··· Information provided

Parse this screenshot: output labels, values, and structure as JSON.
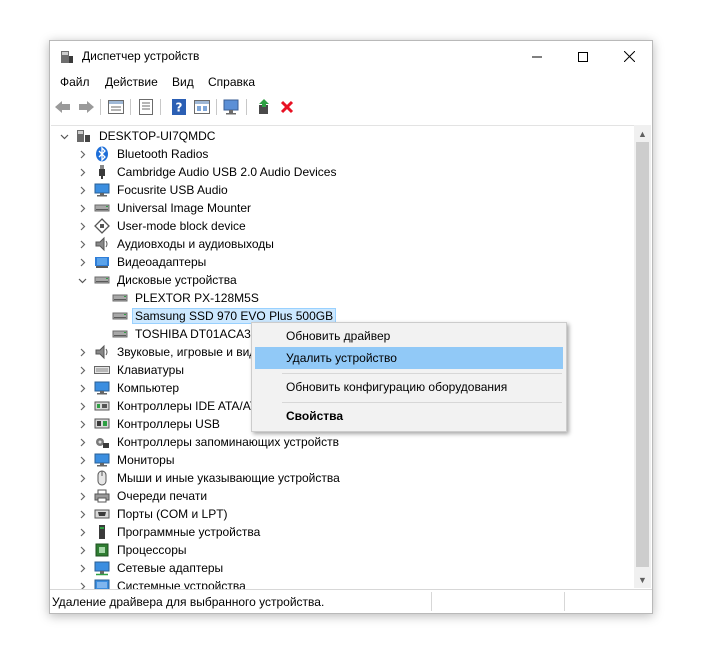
{
  "window": {
    "title": "Диспетчер устройств",
    "minimize_glyph": "—",
    "maximize_glyph": "☐",
    "close_glyph": "✕"
  },
  "menu": [
    "Файл",
    "Действие",
    "Вид",
    "Справка"
  ],
  "toolbar": [
    {
      "name": "back-icon"
    },
    {
      "name": "forward-icon"
    },
    {
      "name": "properties-icon"
    },
    {
      "name": "device-list-icon"
    },
    {
      "name": "help-icon"
    },
    {
      "name": "view-icon"
    },
    {
      "name": "scan-hardware-icon"
    },
    {
      "name": "update-driver-icon"
    },
    {
      "name": "uninstall-icon"
    }
  ],
  "tree": {
    "root": "DESKTOP-UI7QMDC",
    "items": [
      {
        "label": "Bluetooth Radios",
        "icon": "bluetooth-icon",
        "expanded": false
      },
      {
        "label": "Cambridge Audio USB 2.0 Audio Devices",
        "icon": "usb-plug-icon",
        "expanded": false
      },
      {
        "label": "Focusrite USB Audio",
        "icon": "monitor-icon",
        "expanded": false
      },
      {
        "label": "Universal Image Mounter",
        "icon": "disk-drive-icon",
        "expanded": false
      },
      {
        "label": "User-mode block device",
        "icon": "block-device-icon",
        "expanded": false
      },
      {
        "label": "Аудиовходы и аудиовыходы",
        "icon": "speaker-icon",
        "expanded": false
      },
      {
        "label": "Видеоадаптеры",
        "icon": "display-adapter-icon",
        "expanded": false
      },
      {
        "label": "Дисковые устройства",
        "icon": "disk-drive-icon",
        "expanded": true,
        "children": [
          {
            "label": "PLEXTOR PX-128M5S",
            "icon": "disk-drive-icon"
          },
          {
            "label": "Samsung SSD 970 EVO Plus 500GB",
            "icon": "disk-drive-icon",
            "selected": true
          },
          {
            "label": "TOSHIBA DT01ACA300",
            "icon": "disk-drive-icon"
          }
        ]
      },
      {
        "label": "Звуковые, игровые и вид",
        "icon": "speaker-icon",
        "expanded": false
      },
      {
        "label": "Клавиатуры",
        "icon": "keyboard-icon",
        "expanded": false
      },
      {
        "label": "Компьютер",
        "icon": "monitor-icon",
        "expanded": false
      },
      {
        "label": "Контроллеры IDE ATA/AT",
        "icon": "ide-controller-icon",
        "expanded": false
      },
      {
        "label": "Контроллеры USB",
        "icon": "usb-controller-icon",
        "expanded": false
      },
      {
        "label": "Контроллеры запоминающих устройств",
        "icon": "storage-controller-icon",
        "expanded": false
      },
      {
        "label": "Мониторы",
        "icon": "monitor-icon",
        "expanded": false
      },
      {
        "label": "Мыши и иные указывающие устройства",
        "icon": "mouse-icon",
        "expanded": false
      },
      {
        "label": "Очереди печати",
        "icon": "printer-icon",
        "expanded": false
      },
      {
        "label": "Порты (COM и LPT)",
        "icon": "port-icon",
        "expanded": false
      },
      {
        "label": "Программные устройства",
        "icon": "software-device-icon",
        "expanded": false
      },
      {
        "label": "Процессоры",
        "icon": "processor-icon",
        "expanded": false
      },
      {
        "label": "Сетевые адаптеры",
        "icon": "network-adapter-icon",
        "expanded": false
      },
      {
        "label": "Системные устройства",
        "icon": "system-device-icon",
        "expanded": false
      }
    ]
  },
  "context_menu": {
    "items": [
      {
        "label": "Обновить драйвер",
        "highlighted": false,
        "bold": false
      },
      {
        "label": "Удалить устройство",
        "highlighted": true,
        "bold": false
      },
      {
        "label": "Обновить конфигурацию оборудования",
        "highlighted": false,
        "bold": false
      },
      {
        "label": "Свойства",
        "highlighted": false,
        "bold": true
      }
    ]
  },
  "status": {
    "text": "Удаление драйвера для выбранного устройства."
  },
  "colors": {
    "selection": "#cce8ff",
    "menu_highlight": "#91c9f7",
    "uninstall_red": "#e81123"
  }
}
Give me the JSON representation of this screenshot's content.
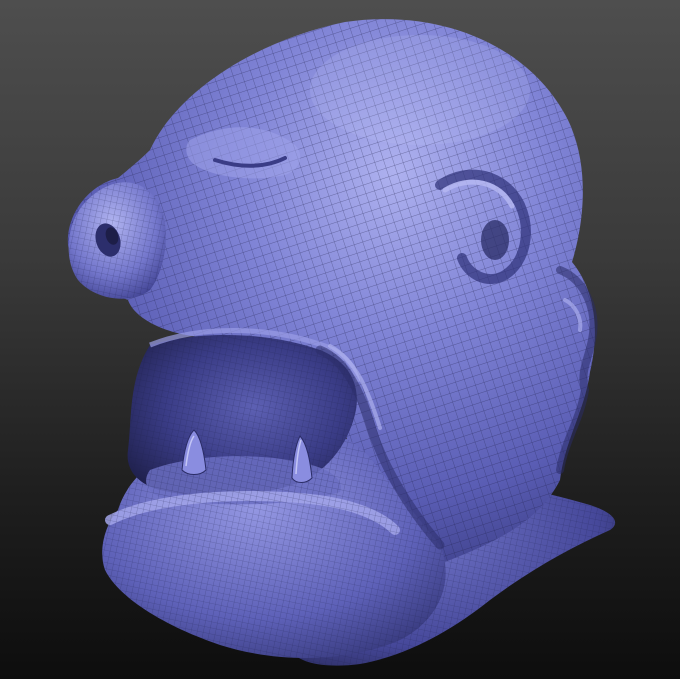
{
  "scene": {
    "subject": "sculpt-mesh",
    "colors": {
      "background_top": "#4e4e4e",
      "background_bottom": "#0d0d0d",
      "mesh_base": "#6e72c4",
      "mesh_highlight": "#a9acec",
      "mesh_shadow": "#2a2c66",
      "mouth_interior": "#23244f",
      "wire": "#1c1d45"
    }
  }
}
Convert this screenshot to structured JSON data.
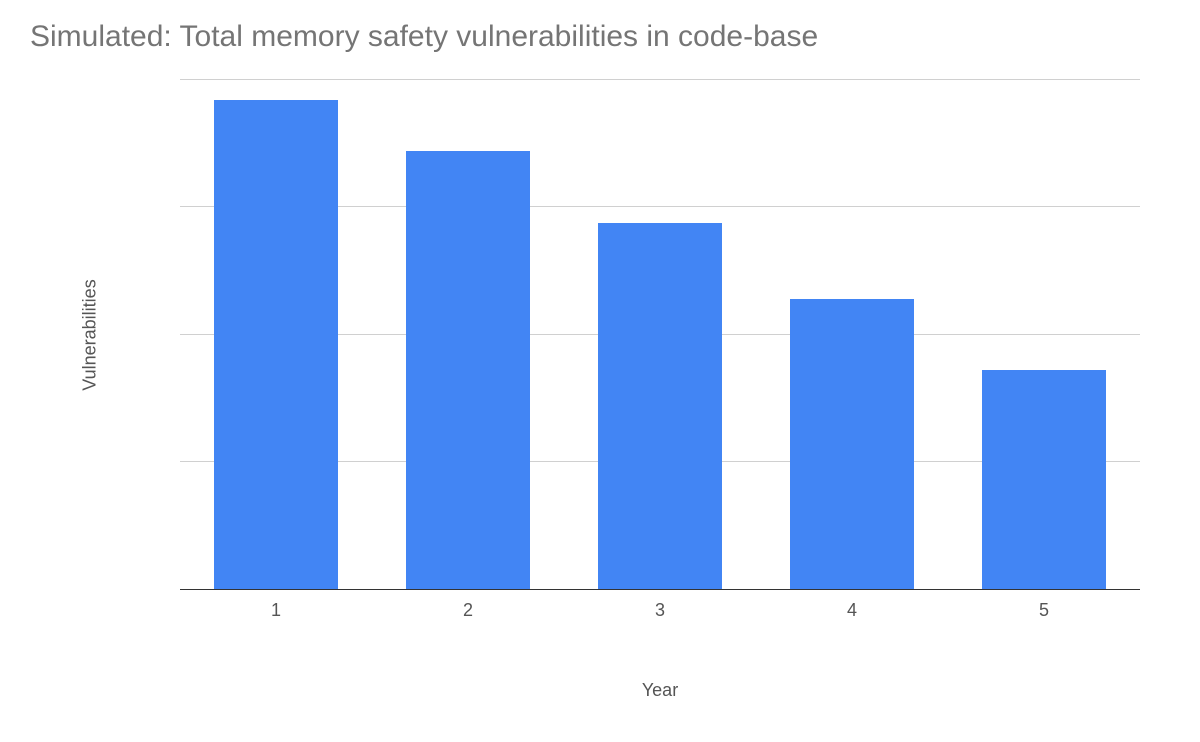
{
  "chart_data": {
    "type": "bar",
    "title": "Simulated: Total memory safety vulnerabilities in code-base",
    "xlabel": "Year",
    "ylabel": "Vulnerabilities",
    "categories": [
      "1",
      "2",
      "3",
      "4",
      "5"
    ],
    "values": [
      96,
      86,
      72,
      57,
      43
    ],
    "ylim": [
      0,
      100
    ],
    "gridlines_y": [
      25,
      50,
      75,
      100
    ],
    "bar_color": "#4285f4"
  }
}
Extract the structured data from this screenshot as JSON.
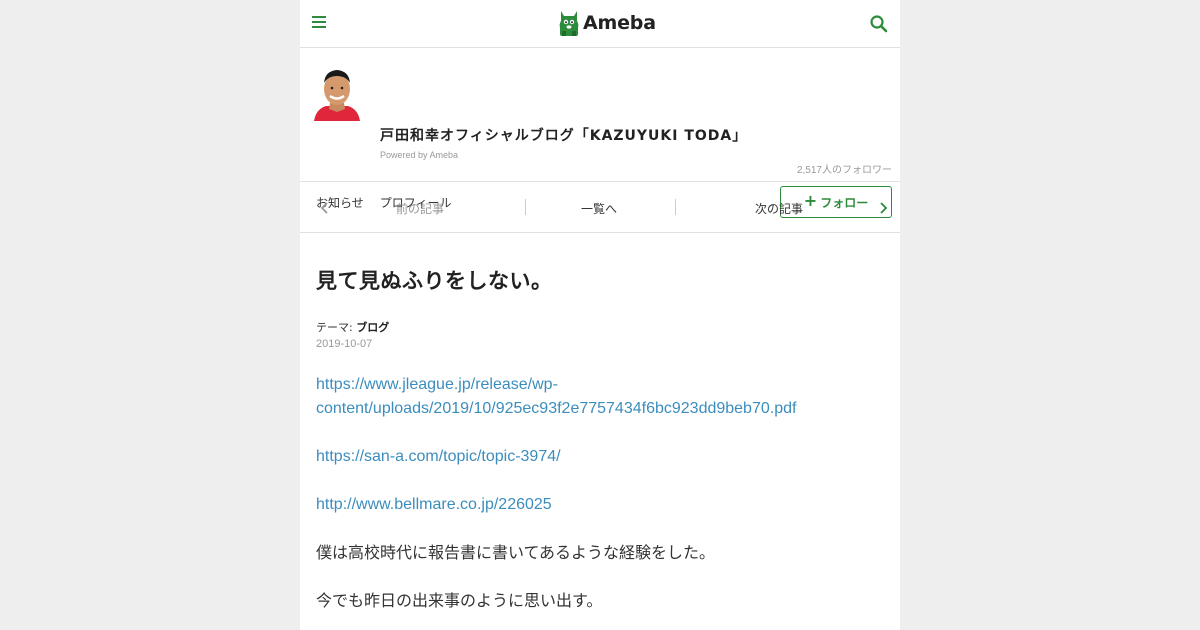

······

Copy only this, please: the line with "Convert this screenshot" and every line after it through the end of the data, with no pictures.

:: The answer ::
Convert this screenshot to structured JSON data.
{
  "chart_data": {
    "type": "bar",
    "title": "Simulated: Total memory safety vulnerabilities in code-base",
    "xlabel": "Year",
    "ylabel": "Vulnerabilities",
    "categories": [
      "1",
      "2",
      "3",
      "4",
      "5"
    ],
    "values": [
      96,
      86,
      72,
      57,
      43
    ],
    "ylim": [
      0,
      100
    ],
    "gridlines_y": [
      25,
      50,
      75,
      100
    ],
    "bar_color": "#4285f4"
  }
}
Extract the structured data from this screenshot as JSON.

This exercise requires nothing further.